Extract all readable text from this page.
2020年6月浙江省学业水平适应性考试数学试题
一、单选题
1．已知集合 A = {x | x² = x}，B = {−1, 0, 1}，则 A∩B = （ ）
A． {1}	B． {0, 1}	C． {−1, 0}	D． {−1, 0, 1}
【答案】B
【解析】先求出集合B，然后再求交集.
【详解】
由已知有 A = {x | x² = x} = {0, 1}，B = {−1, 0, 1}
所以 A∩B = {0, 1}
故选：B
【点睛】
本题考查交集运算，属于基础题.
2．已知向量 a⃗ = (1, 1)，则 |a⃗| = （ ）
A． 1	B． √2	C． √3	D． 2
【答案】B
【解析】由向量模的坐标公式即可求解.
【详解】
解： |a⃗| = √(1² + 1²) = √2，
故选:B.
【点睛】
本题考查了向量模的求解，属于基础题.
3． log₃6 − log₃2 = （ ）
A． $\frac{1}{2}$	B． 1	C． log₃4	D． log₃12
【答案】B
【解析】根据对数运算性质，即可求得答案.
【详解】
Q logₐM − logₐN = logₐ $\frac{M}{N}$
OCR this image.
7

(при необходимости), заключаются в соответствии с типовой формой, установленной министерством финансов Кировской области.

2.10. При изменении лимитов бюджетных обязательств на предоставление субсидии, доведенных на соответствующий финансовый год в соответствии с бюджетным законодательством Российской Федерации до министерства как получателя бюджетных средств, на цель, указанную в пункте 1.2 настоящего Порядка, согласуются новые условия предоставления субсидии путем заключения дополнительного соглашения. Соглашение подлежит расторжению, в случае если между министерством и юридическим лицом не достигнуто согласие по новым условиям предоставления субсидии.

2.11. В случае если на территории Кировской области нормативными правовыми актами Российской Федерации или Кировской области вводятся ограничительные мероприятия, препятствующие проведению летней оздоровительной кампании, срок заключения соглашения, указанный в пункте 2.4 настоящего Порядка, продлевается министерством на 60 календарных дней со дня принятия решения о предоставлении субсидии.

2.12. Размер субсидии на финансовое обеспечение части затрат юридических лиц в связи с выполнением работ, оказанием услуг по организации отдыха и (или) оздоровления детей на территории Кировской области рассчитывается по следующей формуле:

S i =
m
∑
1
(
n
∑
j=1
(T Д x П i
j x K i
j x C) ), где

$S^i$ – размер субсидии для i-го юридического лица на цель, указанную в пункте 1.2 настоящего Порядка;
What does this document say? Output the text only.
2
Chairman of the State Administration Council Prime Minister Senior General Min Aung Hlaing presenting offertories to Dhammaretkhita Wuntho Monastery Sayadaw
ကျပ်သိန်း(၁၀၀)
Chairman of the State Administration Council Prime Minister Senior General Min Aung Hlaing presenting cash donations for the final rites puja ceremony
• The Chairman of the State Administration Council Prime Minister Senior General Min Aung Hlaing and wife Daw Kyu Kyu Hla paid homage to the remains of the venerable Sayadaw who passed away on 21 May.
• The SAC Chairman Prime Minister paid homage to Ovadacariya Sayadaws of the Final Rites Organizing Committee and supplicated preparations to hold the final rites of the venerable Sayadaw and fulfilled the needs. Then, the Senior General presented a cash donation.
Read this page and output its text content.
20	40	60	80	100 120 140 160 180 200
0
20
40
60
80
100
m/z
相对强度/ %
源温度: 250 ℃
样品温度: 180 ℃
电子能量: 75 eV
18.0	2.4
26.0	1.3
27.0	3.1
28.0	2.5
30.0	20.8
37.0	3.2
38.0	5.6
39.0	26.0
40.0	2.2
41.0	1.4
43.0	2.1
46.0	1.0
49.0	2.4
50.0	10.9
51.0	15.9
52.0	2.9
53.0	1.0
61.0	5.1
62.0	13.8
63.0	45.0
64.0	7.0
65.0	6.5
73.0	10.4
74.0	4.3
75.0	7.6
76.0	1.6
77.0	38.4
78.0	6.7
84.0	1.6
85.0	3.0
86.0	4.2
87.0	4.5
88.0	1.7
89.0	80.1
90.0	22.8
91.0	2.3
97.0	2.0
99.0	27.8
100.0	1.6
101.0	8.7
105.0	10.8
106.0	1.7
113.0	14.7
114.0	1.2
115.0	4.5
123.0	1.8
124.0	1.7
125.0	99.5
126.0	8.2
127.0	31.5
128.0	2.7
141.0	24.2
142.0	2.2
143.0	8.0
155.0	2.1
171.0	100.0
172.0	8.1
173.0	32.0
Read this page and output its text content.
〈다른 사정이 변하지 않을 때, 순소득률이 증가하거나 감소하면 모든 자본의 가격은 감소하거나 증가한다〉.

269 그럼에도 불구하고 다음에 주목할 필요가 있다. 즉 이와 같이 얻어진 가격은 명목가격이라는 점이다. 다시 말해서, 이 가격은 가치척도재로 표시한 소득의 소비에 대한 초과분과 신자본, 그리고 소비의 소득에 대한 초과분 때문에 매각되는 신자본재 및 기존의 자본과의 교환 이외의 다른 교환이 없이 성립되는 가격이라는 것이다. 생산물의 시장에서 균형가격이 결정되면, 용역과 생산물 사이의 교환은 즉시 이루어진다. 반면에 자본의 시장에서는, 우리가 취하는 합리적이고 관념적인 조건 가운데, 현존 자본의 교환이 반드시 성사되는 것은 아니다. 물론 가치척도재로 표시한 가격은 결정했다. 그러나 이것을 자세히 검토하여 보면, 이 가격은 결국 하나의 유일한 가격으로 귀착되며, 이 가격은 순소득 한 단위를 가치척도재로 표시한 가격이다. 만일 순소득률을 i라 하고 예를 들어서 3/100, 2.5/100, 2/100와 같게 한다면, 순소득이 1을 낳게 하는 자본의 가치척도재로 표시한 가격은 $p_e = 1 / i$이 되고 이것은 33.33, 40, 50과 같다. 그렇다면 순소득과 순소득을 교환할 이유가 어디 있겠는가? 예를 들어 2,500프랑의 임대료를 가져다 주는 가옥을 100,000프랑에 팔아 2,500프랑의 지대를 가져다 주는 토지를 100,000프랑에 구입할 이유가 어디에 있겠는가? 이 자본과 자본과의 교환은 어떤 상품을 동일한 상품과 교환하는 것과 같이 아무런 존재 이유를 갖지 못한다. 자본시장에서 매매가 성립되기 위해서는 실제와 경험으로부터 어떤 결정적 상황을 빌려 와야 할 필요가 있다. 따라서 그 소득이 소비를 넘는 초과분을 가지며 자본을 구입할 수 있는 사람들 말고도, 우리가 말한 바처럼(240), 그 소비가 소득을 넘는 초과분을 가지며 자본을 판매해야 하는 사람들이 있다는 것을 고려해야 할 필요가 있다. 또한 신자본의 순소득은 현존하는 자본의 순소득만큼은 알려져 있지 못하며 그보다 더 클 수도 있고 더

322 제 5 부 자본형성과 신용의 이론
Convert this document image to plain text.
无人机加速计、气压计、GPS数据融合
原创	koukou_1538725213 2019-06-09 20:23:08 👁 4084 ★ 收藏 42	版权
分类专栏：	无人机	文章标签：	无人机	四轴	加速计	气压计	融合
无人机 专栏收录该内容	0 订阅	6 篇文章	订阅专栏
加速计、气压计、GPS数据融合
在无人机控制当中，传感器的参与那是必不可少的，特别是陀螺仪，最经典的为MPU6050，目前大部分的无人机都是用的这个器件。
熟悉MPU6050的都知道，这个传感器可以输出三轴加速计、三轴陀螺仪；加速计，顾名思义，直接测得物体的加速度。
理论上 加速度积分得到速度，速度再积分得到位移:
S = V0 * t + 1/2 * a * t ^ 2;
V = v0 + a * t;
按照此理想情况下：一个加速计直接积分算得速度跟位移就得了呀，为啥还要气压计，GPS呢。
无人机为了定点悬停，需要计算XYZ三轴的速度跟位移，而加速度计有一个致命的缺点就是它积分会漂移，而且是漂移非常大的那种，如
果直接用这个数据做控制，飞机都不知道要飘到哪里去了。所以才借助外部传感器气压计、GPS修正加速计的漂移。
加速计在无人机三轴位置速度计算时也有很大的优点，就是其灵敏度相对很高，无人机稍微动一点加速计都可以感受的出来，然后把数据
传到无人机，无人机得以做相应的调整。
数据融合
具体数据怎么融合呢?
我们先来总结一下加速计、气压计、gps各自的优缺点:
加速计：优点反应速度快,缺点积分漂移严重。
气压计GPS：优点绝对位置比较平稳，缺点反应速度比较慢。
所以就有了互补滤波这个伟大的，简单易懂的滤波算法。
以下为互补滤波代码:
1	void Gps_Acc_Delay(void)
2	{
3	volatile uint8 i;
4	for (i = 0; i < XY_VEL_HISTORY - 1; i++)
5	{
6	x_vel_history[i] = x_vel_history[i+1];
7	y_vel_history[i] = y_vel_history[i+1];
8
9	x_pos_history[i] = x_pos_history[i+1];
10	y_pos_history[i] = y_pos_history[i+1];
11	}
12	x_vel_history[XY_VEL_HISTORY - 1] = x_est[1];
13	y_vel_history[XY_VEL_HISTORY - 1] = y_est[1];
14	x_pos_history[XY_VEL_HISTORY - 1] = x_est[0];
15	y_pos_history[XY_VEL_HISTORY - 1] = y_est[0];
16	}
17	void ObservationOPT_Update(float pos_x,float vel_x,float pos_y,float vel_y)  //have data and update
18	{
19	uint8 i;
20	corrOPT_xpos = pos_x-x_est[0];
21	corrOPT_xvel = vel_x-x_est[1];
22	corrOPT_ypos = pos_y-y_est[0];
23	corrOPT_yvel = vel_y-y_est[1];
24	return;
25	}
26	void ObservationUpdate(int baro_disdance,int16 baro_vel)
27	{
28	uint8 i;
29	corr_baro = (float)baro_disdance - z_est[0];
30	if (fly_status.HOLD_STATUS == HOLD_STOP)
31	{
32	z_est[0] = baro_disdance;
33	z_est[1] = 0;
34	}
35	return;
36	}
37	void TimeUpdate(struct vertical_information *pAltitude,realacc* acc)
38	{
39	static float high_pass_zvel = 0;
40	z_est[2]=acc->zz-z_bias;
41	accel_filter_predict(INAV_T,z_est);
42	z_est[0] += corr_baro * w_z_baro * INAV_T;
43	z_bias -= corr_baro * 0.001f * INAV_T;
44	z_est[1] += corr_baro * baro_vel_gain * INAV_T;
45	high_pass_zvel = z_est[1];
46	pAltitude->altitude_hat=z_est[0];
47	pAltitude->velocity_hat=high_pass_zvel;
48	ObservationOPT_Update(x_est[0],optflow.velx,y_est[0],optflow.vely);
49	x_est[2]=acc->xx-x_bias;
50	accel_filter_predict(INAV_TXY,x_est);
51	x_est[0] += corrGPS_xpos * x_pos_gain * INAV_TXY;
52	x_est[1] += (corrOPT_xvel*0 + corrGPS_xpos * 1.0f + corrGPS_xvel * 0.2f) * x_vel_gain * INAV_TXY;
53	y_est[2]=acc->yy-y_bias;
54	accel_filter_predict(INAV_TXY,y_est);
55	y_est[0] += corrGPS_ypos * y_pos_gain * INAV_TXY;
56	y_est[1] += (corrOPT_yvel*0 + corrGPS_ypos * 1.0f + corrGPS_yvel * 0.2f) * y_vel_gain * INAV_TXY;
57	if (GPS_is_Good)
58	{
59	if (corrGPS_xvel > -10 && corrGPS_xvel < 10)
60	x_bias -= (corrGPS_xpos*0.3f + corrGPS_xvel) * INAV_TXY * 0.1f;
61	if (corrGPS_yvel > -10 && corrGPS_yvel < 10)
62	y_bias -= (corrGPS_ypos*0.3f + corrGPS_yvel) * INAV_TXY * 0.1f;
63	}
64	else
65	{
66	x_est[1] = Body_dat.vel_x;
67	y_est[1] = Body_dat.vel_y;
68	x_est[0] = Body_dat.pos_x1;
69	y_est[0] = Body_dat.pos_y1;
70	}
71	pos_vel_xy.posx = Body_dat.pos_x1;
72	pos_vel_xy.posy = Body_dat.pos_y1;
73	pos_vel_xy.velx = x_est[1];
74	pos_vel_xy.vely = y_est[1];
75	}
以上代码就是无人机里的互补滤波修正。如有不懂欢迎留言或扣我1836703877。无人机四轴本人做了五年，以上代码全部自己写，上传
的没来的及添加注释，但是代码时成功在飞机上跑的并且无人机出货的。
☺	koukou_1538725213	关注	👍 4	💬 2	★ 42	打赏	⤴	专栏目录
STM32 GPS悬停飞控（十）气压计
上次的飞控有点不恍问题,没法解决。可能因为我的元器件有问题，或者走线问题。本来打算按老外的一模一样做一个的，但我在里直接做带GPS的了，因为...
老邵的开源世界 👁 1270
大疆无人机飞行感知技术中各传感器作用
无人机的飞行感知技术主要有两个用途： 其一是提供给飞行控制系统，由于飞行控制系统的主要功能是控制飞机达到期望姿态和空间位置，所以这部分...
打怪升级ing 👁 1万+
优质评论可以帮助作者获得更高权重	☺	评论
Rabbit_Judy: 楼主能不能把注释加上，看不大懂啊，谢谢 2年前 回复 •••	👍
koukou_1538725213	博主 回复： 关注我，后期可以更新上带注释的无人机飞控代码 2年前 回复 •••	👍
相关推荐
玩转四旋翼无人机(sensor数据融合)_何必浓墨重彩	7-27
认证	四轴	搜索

------------------------------------

▶ **Goal of the exercise**
For the listing above, identify each line bearing "Sayadaw".

▶ **Task response**
Chairman of the State Administration Council Prime Minister Senior General Min Aung Hlaing presenting offertories to Dhammaretkhita Wuntho Monastery Sayadaw
• The Chairman of the State Administration Council Prime Minister Senior General Min Aung Hlaing and wife Daw Kyu Kyu Hla paid homage to the remains of the venerable Sayadaw who passed away on 21 May.
• The SAC Chairman Prime Minister paid homage to Ovadacariya Sayadaws of the Final Rites Organizing Committee and supplicated preparations to hold the final rites of the venerable Sayadaw and fulfilled the needs. Then, the Senior General presented a cash donation.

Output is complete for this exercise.